Your task = Quote the listing below in its entirety, omitting every image.

Data entries =
_ _ _ _ _

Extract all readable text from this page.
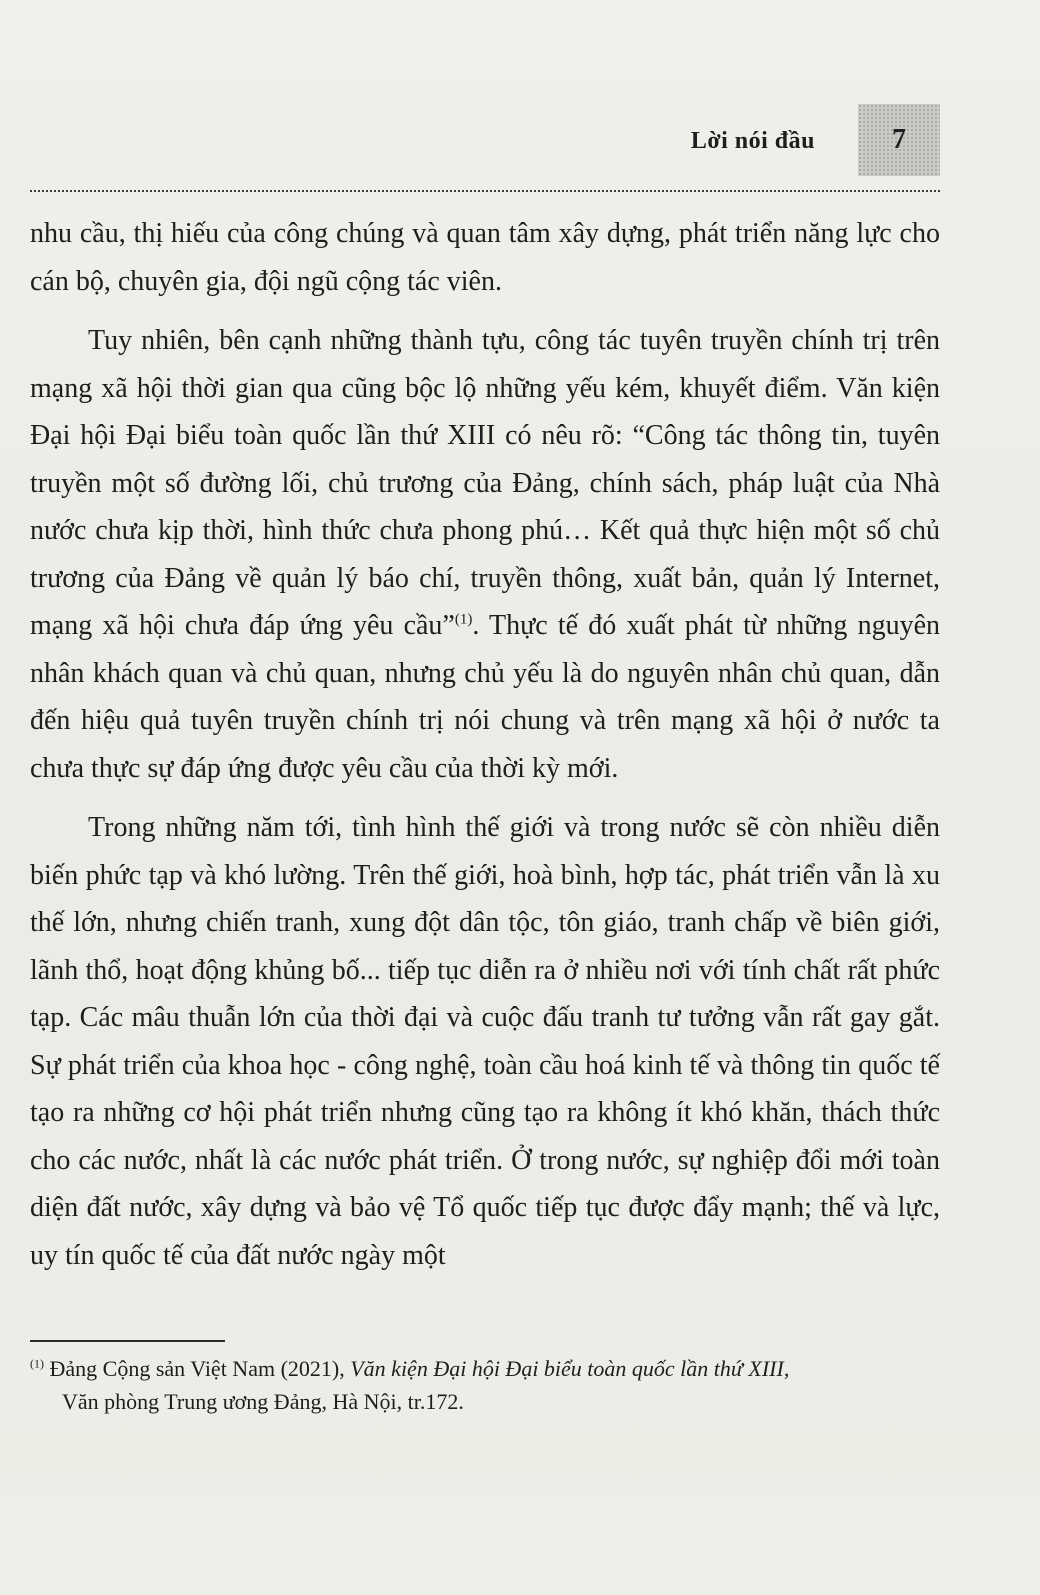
Lời nói đầu	7

nhu cầu, thị hiếu của công chúng và quan tâm xây dựng, phát triển năng lực cho cán bộ, chuyên gia, đội ngũ cộng tác viên.

Tuy nhiên, bên cạnh những thành tựu, công tác tuyên truyền chính trị trên mạng xã hội thời gian qua cũng bộc lộ những yếu kém, khuyết điểm. Văn kiện Đại hội Đại biểu toàn quốc lần thứ XIII có nêu rõ: “Công tác thông tin, tuyên truyền một số đường lối, chủ trương của Đảng, chính sách, pháp luật của Nhà nước chưa kịp thời, hình thức chưa phong phú… Kết quả thực hiện một số chủ trương của Đảng về quản lý báo chí, truyền thông, xuất bản, quản lý Internet, mạng xã hội chưa đáp ứng yêu cầu”$^{(1)}$. Thực tế đó xuất phát từ những nguyên nhân khách quan và chủ quan, nhưng chủ yếu là do nguyên nhân chủ quan, dẫn đến hiệu quả tuyên truyền chính trị nói chung và trên mạng xã hội ở nước ta chưa thực sự đáp ứng được yêu cầu của thời kỳ mới.

Trong những năm tới, tình hình thế giới và trong nước sẽ còn nhiều diễn biến phức tạp và khó lường. Trên thế giới, hoà bình, hợp tác, phát triển vẫn là xu thế lớn, nhưng chiến tranh, xung đột dân tộc, tôn giáo, tranh chấp về biên giới, lãnh thổ, hoạt động khủng bố... tiếp tục diễn ra ở nhiều nơi với tính chất rất phức tạp. Các mâu thuẫn lớn của thời đại và cuộc đấu tranh tư tưởng vẫn rất gay gắt. Sự phát triển của khoa học - công nghệ, toàn cầu hoá kinh tế và thông tin quốc tế tạo ra những cơ hội phát triển nhưng cũng tạo ra không ít khó khăn, thách thức cho các nước, nhất là các nước phát triển. Ở trong nước, sự nghiệp đổi mới toàn diện đất nước, xây dựng và bảo vệ Tổ quốc tiếp tục được đẩy mạnh; thế và lực, uy tín quốc tế của đất nước ngày một

$^{(1)}$ Đảng Cộng sản Việt Nam (2021), Văn kiện Đại hội Đại biểu toàn quốc lần thứ XIII,
Văn phòng Trung ương Đảng, Hà Nội, tr.172.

_ _ _ _ _

Output for this exercise =
Extract all readable text from this page.
Lời nói đầu	7

nhu cầu, thị hiếu của công chúng và quan tâm xây dựng, phát triển năng lực cho cán bộ, chuyên gia, đội ngũ cộng tác viên.

Tuy nhiên, bên cạnh những thành tựu, công tác tuyên truyền chính trị trên mạng xã hội thời gian qua cũng bộc lộ những yếu kém, khuyết điểm. Văn kiện Đại hội Đại biểu toàn quốc lần thứ XIII có nêu rõ: “Công tác thông tin, tuyên truyền một số đường lối, chủ trương của Đảng, chính sách, pháp luật của Nhà nước chưa kịp thời, hình thức chưa phong phú… Kết quả thực hiện một số chủ trương của Đảng về quản lý báo chí, truyền thông, xuất bản, quản lý Internet, mạng xã hội chưa đáp ứng yêu cầu”$^{(1)}$. Thực tế đó xuất phát từ những nguyên nhân khách quan và chủ quan, nhưng chủ yếu là do nguyên nhân chủ quan, dẫn đến hiệu quả tuyên truyền chính trị nói chung và trên mạng xã hội ở nước ta chưa thực sự đáp ứng được yêu cầu của thời kỳ mới.

Trong những năm tới, tình hình thế giới và trong nước sẽ còn nhiều diễn biến phức tạp và khó lường. Trên thế giới, hoà bình, hợp tác, phát triển vẫn là xu thế lớn, nhưng chiến tranh, xung đột dân tộc, tôn giáo, tranh chấp về biên giới, lãnh thổ, hoạt động khủng bố... tiếp tục diễn ra ở nhiều nơi với tính chất rất phức tạp. Các mâu thuẫn lớn của thời đại và cuộc đấu tranh tư tưởng vẫn rất gay gắt. Sự phát triển của khoa học - công nghệ, toàn cầu hoá kinh tế và thông tin quốc tế tạo ra những cơ hội phát triển nhưng cũng tạo ra không ít khó khăn, thách thức cho các nước, nhất là các nước phát triển. Ở trong nước, sự nghiệp đổi mới toàn diện đất nước, xây dựng và bảo vệ Tổ quốc tiếp tục được đẩy mạnh; thế và lực, uy tín quốc tế của đất nước ngày một

$^{(1)}$ Đảng Cộng sản Việt Nam (2021), Văn kiện Đại hội Đại biểu toàn quốc lần thứ XIII,
Văn phòng Trung ương Đảng, Hà Nội, tr.172.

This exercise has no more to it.